What to produce: Find each line holding "document" and copy it out.

## Begin Exercise materials

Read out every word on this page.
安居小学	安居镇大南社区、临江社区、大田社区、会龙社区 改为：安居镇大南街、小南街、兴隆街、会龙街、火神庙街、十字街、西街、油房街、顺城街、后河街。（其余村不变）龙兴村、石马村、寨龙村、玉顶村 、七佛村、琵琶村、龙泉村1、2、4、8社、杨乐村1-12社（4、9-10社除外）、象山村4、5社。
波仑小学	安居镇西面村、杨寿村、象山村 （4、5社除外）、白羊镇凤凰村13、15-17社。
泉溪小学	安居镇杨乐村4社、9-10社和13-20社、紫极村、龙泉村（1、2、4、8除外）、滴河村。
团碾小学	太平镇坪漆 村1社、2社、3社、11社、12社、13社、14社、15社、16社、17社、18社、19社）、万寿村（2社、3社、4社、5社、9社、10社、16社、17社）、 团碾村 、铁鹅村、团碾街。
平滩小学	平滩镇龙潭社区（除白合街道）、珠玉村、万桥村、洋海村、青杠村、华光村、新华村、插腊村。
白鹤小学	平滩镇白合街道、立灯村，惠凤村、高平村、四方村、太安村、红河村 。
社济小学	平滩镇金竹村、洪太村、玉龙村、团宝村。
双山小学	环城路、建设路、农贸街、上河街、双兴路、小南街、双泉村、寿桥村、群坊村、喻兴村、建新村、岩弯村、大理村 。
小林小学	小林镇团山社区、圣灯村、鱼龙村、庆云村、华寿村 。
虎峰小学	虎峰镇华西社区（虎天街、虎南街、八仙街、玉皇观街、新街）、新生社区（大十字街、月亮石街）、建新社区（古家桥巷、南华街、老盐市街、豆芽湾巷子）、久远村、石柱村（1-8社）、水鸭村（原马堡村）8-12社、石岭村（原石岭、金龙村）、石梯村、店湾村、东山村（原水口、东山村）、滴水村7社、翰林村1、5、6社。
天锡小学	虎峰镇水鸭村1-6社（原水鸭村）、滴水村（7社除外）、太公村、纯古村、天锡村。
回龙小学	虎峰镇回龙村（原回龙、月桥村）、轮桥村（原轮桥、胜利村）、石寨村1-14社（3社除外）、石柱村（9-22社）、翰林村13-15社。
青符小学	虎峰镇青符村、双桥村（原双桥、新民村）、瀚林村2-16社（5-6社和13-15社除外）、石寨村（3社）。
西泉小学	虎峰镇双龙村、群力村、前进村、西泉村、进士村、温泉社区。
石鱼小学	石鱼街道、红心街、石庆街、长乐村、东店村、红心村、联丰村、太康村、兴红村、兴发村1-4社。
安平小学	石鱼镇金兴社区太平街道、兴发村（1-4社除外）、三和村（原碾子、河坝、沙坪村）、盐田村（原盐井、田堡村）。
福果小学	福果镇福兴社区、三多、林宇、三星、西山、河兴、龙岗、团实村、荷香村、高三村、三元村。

## End Exercise materials
## Begin Exercise materials

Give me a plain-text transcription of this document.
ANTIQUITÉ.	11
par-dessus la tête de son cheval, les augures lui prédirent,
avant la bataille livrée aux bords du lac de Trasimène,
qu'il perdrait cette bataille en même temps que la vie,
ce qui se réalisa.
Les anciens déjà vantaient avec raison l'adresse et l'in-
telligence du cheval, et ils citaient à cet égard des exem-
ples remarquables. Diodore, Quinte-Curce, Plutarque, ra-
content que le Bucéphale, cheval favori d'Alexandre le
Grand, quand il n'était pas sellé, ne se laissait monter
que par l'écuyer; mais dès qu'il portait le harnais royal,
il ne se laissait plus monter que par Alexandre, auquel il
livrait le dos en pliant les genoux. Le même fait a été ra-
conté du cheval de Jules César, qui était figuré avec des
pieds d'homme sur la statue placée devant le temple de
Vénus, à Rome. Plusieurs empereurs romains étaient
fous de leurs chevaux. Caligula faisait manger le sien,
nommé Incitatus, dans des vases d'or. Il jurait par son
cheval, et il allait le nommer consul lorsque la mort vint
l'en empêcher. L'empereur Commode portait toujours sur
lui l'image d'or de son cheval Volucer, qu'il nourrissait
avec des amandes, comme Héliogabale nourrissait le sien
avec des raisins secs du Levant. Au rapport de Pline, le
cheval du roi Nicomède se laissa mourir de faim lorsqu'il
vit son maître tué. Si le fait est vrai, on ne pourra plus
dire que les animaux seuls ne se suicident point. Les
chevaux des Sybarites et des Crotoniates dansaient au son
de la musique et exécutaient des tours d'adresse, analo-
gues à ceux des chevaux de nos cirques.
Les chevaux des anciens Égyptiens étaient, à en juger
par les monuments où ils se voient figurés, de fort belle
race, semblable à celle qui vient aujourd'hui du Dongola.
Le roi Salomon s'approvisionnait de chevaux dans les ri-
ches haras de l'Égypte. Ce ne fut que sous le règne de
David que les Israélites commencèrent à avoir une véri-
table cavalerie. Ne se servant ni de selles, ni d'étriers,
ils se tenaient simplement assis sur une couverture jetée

## End Exercise materials
## Begin Exercise materials

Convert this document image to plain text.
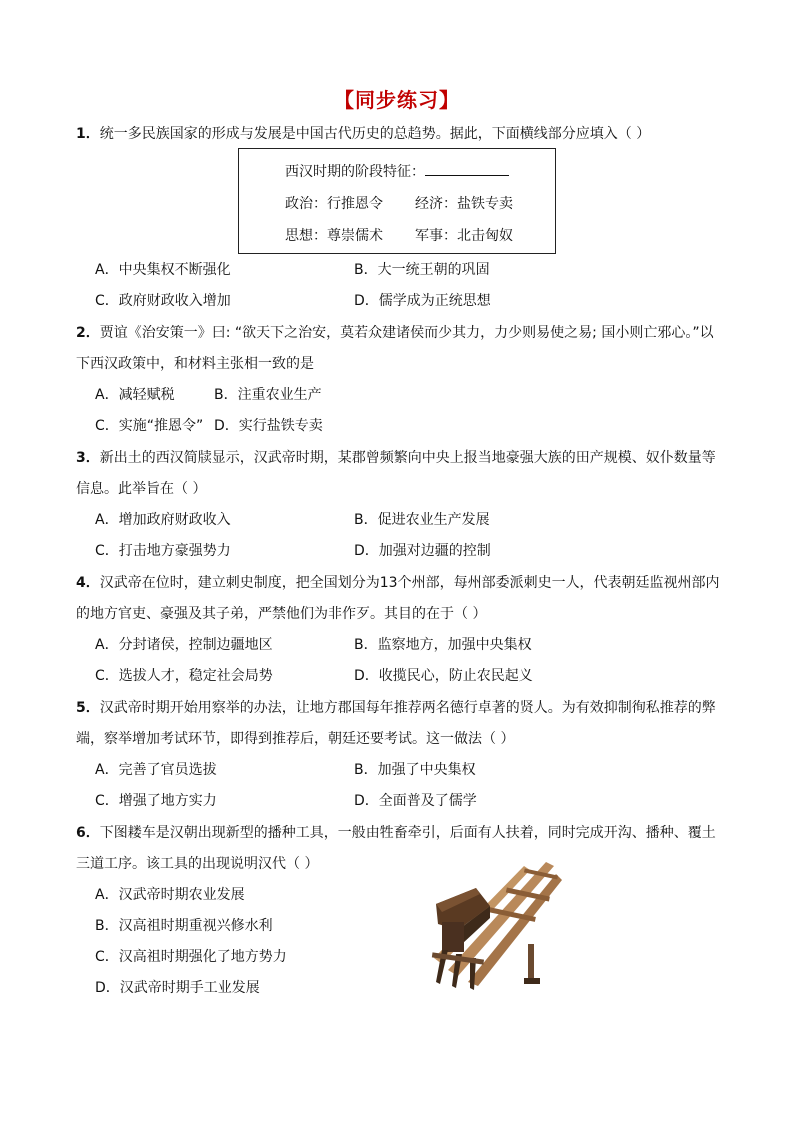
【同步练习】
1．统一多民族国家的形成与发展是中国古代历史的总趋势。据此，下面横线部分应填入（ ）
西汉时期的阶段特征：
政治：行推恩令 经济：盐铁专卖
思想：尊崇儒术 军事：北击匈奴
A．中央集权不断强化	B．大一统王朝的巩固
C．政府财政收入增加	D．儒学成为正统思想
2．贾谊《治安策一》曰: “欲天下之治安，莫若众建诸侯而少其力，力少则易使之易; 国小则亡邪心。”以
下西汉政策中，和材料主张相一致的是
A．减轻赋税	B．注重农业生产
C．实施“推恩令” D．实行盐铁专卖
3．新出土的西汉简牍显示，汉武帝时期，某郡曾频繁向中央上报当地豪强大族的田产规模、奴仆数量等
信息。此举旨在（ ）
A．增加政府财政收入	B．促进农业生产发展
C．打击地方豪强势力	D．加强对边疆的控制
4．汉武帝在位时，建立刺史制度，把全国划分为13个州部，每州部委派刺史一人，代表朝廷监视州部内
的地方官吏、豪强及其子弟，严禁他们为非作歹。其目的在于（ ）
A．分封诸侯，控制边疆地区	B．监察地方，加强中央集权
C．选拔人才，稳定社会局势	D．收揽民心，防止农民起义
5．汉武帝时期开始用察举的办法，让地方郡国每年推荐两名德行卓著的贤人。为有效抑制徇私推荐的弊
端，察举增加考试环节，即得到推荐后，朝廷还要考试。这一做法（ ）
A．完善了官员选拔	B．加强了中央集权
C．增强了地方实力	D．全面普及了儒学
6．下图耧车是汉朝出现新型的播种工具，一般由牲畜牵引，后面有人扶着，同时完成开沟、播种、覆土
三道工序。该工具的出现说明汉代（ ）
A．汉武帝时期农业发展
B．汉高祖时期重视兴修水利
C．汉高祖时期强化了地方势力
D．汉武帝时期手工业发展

## End Exercise materials

Exercise result:
Give me a plain-text transcription of this document.
Convert this document image to plain text.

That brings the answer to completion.